▶ _Problem statement_: Copy the records below exactly, leaving out any pictures.

▶ _Records shown_:
• • • • •
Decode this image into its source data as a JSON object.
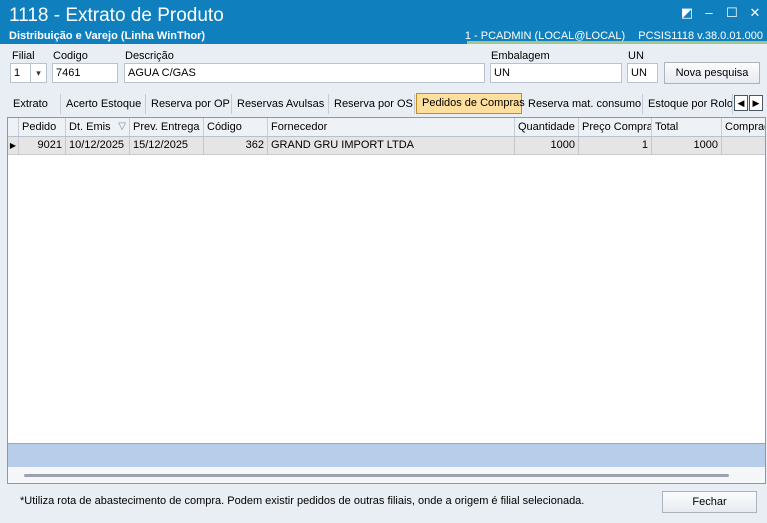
{
  "window": {
    "title": "1118 - Extrato de Produto",
    "subtitle": "Distribuição e Varejo (Linha WinThor)",
    "user_info": "1 - PCADMIN (LOCAL@LOCAL)",
    "version": "PCSIS1118  v.38.0.01.000",
    "controls": {
      "restore": "◩",
      "minimize": "–",
      "maximize": "☐",
      "close": "✕"
    }
  },
  "form": {
    "filial_label": "Filial",
    "filial_value": "1",
    "codigo_label": "Codigo",
    "codigo_value": "7461",
    "descricao_label": "Descrição",
    "descricao_value": "AGUA C/GAS",
    "embalagem_label": "Embalagem",
    "embalagem_value": "UN",
    "un_label": "UN",
    "un_value": "UN",
    "nova_pesquisa": "Nova pesquisa"
  },
  "tabs": [
    "Extrato",
    "Acerto Estoque",
    "Reserva por OP",
    "Reservas Avulsas",
    "Reserva por OS",
    "Pedidos de Compras",
    "Reserva mat. consumo",
    "Estoque por Rolo"
  ],
  "active_tab": "Pedidos de Compras",
  "grid": {
    "columns": [
      "Pedido",
      "Dt. Emis",
      "Prev. Entrega",
      "Código",
      "Fornecedor",
      "Quantidade",
      "Preço Compra",
      "Total",
      "Comprad"
    ],
    "rows": [
      [
        "9021",
        "10/12/2025",
        "15/12/2025",
        "362",
        "GRAND GRU IMPORT LTDA",
        "1000",
        "1",
        "1000",
        ""
      ]
    ]
  },
  "bottom": {
    "note": "*Utiliza rota de abastecimento de compra. Podem existir pedidos de outras filiais, onde a origem é filial selecionada.",
    "fechar": "Fechar"
  },
  "colors": {
    "titlebar": "#0f7fbe",
    "active_tab": "#ffdf9d",
    "footer_band": "#b7cdea"
  },
  "icons": {
    "restore": "restore-icon",
    "minimize": "minimize-icon",
    "maximize": "maximize-icon",
    "close": "close-icon",
    "combo": "chevron-down-icon",
    "row_indicator": "row-pointer-icon",
    "filter": "filter-icon"
  }
}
• • • • •
▶ _Reply to the exercise_:
Decode this image into its source data as a JSON object.
{
  "window": {
    "title": "1118 - Extrato de Produto",
    "subtitle": "Distribuição e Varejo (Linha WinThor)",
    "user_info": "1 - PCADMIN (LOCAL@LOCAL)",
    "version": "PCSIS1118  v.38.0.01.000",
    "controls": {
      "restore": "◩",
      "minimize": "–",
      "maximize": "☐",
      "close": "✕"
    }
  },
  "form": {
    "filial_label": "Filial",
    "filial_value": "1",
    "codigo_label": "Codigo",
    "codigo_value": "7461",
    "descricao_label": "Descrição",
    "descricao_value": "AGUA C/GAS",
    "embalagem_label": "Embalagem",
    "embalagem_value": "UN",
    "un_label": "UN",
    "un_value": "UN",
    "nova_pesquisa": "Nova pesquisa"
  },
  "tabs": [
    "Extrato",
    "Acerto Estoque",
    "Reserva por OP",
    "Reservas Avulsas",
    "Reserva por OS",
    "Pedidos de Compras",
    "Reserva mat. consumo",
    "Estoque por Rolo"
  ],
  "active_tab": "Pedidos de Compras",
  "grid": {
    "columns": [
      "Pedido",
      "Dt. Emis",
      "Prev. Entrega",
      "Código",
      "Fornecedor",
      "Quantidade",
      "Preço Compra",
      "Total",
      "Comprad"
    ],
    "rows": [
      [
        "9021",
        "10/12/2025",
        "15/12/2025",
        "362",
        "GRAND GRU IMPORT LTDA",
        "1000",
        "1",
        "1000",
        ""
      ]
    ]
  },
  "bottom": {
    "note": "*Utiliza rota de abastecimento de compra. Podem existir pedidos de outras filiais, onde a origem é filial selecionada.",
    "fechar": "Fechar"
  },
  "colors": {
    "titlebar": "#0f7fbe",
    "active_tab": "#ffdf9d",
    "footer_band": "#b7cdea"
  },
  "icons": {
    "restore": "restore-icon",
    "minimize": "minimize-icon",
    "maximize": "maximize-icon",
    "close": "close-icon",
    "combo": "chevron-down-icon",
    "row_indicator": "row-pointer-icon",
    "filter": "filter-icon"
  }
}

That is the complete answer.